** start LISTED RECORDS **
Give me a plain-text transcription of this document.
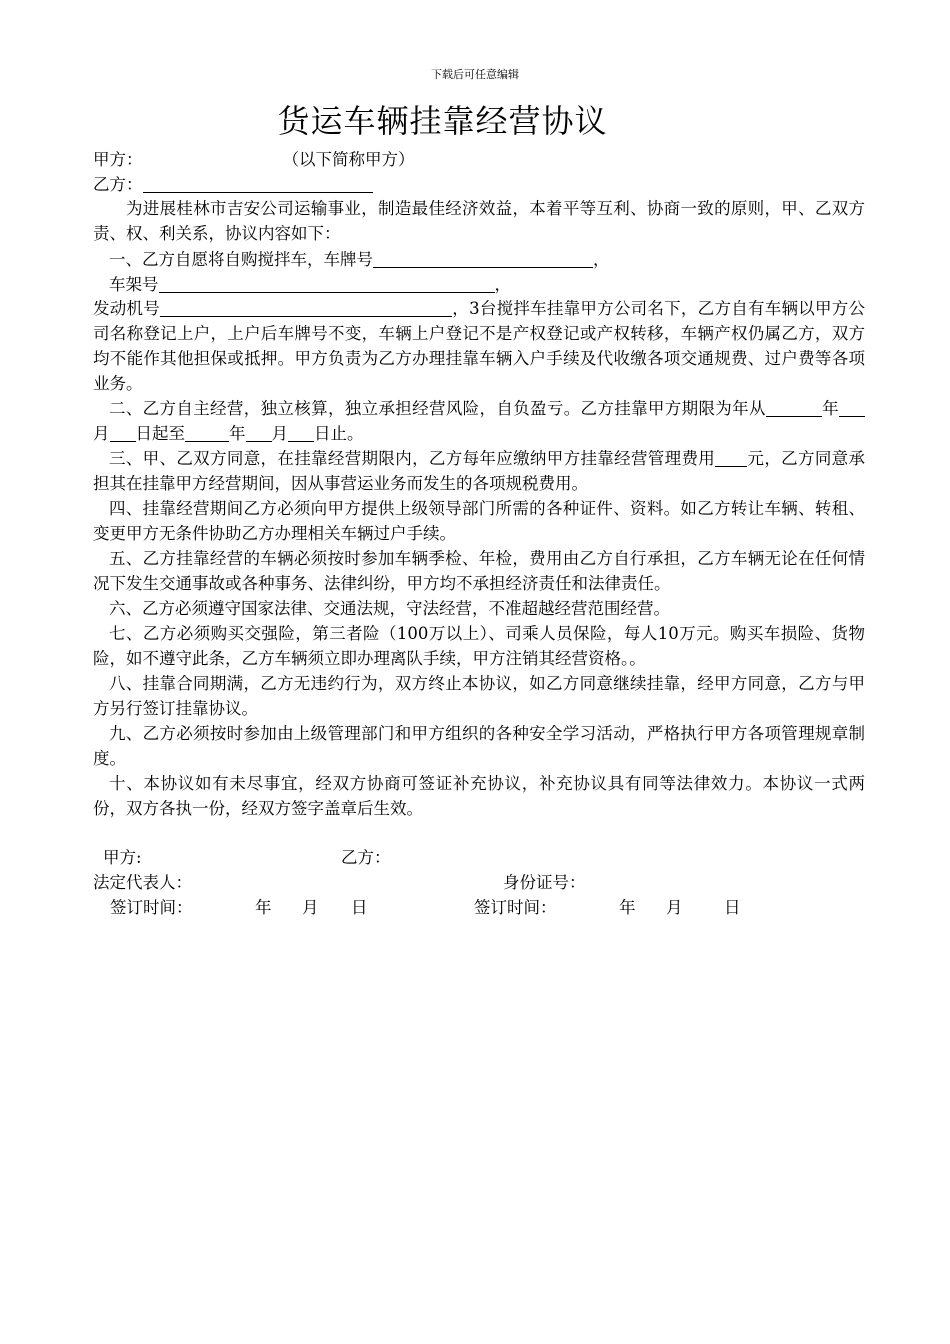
下载后可任意编辑
货运车辆挂靠经营协议
甲方：	（以下简称甲方）
乙方：

为进展桂林市吉安公司运输事业，制造最佳经济效益，本着平等互利、协商一致的原则，甲、乙双方责、权、利关系，协议内容如下：

一、乙方自愿将自购搅拌车，车牌号	，
车架号	，

发动机号	，3台搅拌车挂靠甲方公司名下，乙方自有车辆以甲方公司名称登记上户，上户后车牌号不变，车辆上户登记不是产权登记或产权转移，车辆产权仍属乙方，双方均不能作其他担保或抵押。甲方负责为乙方办理挂靠车辆入户手续及代收缴各项交通规费、过户费等各项业务。

二、乙方自主经营，独立核算，独立承担经营风险，自负盈亏。乙方挂靠甲方期限为年从	年月 日起至	年 月 日止。

三、甲、乙双方同意，在挂靠经营期限内，乙方每年应缴纳甲方挂靠经营管理费用 元，乙方同意承担其在挂靠甲方经营期间，因从事营运业务而发生的各项规税费用。

四、挂靠经营期间乙方必须向甲方提供上级领导部门所需的各种证件、资料。如乙方转让车辆、转租、变更甲方无条件协助乙方办理相关车辆过户手续。

五、乙方挂靠经营的车辆必须按时参加车辆季检、年检，费用由乙方自行承担，乙方车辆无论在任何情况下发生交通事故或各种事务、法律纠纷，甲方均不承担经济责任和法律责任。

六、乙方必须遵守国家法律、交通法规，守法经营，不准超越经营范围经营。

七、乙方必须购买交强险，第三者险（100万以上）、司乘人员保险，每人10万元。购买车损险、货物险，如不遵守此条，乙方车辆须立即办理离队手续，甲方注销其经营资格。。

八、挂靠合同期满，乙方无违约行为，双方终止本协议，如乙方同意继续挂靠，经甲方同意，乙方与甲方另行签订挂靠协议。

九、乙方必须按时参加由上级管理部门和甲方组织的各种安全学习活动，严格执行甲方各项管理规章制度。

十、本协议如有未尽事宜，经双方协商可签证补充协议，补充协议具有同等法律效力。本协议一式两份，双方各执一份，经双方签字盖章后生效。

甲方:	乙方：
法定代表人：	身份证号：
签订时间：	年 月 日	签订时间：	年 月	日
** end LISTED RECORDS **
Give all the entries again exactly, dropping each picture.

## CORRECT ANSWER:
Give me a plain-text transcription of this document.
下载后可任意编辑
货运车辆挂靠经营协议
甲方：	（以下简称甲方）
乙方：

为进展桂林市吉安公司运输事业，制造最佳经济效益，本着平等互利、协商一致的原则，甲、乙双方责、权、利关系，协议内容如下：

一、乙方自愿将自购搅拌车，车牌号	，
车架号	，

发动机号	，3台搅拌车挂靠甲方公司名下，乙方自有车辆以甲方公司名称登记上户，上户后车牌号不变，车辆上户登记不是产权登记或产权转移，车辆产权仍属乙方，双方均不能作其他担保或抵押。甲方负责为乙方办理挂靠车辆入户手续及代收缴各项交通规费、过户费等各项业务。

二、乙方自主经营，独立核算，独立承担经营风险，自负盈亏。乙方挂靠甲方期限为年从	年月 日起至	年 月 日止。

三、甲、乙双方同意，在挂靠经营期限内，乙方每年应缴纳甲方挂靠经营管理费用 元，乙方同意承担其在挂靠甲方经营期间，因从事营运业务而发生的各项规税费用。

四、挂靠经营期间乙方必须向甲方提供上级领导部门所需的各种证件、资料。如乙方转让车辆、转租、变更甲方无条件协助乙方办理相关车辆过户手续。

五、乙方挂靠经营的车辆必须按时参加车辆季检、年检，费用由乙方自行承担，乙方车辆无论在任何情况下发生交通事故或各种事务、法律纠纷，甲方均不承担经济责任和法律责任。

六、乙方必须遵守国家法律、交通法规，守法经营，不准超越经营范围经营。

七、乙方必须购买交强险，第三者险（100万以上）、司乘人员保险，每人10万元。购买车损险、货物险，如不遵守此条，乙方车辆须立即办理离队手续，甲方注销其经营资格。。

八、挂靠合同期满，乙方无违约行为，双方终止本协议，如乙方同意继续挂靠，经甲方同意，乙方与甲方另行签订挂靠协议。

九、乙方必须按时参加由上级管理部门和甲方组织的各种安全学习活动，严格执行甲方各项管理规章制度。

十、本协议如有未尽事宜，经双方协商可签证补充协议，补充协议具有同等法律效力。本协议一式两份，双方各执一份，经双方签字盖章后生效。

甲方:	乙方：
法定代表人：	身份证号：
签订时间：	年 月 日	签订时间：	年 月	日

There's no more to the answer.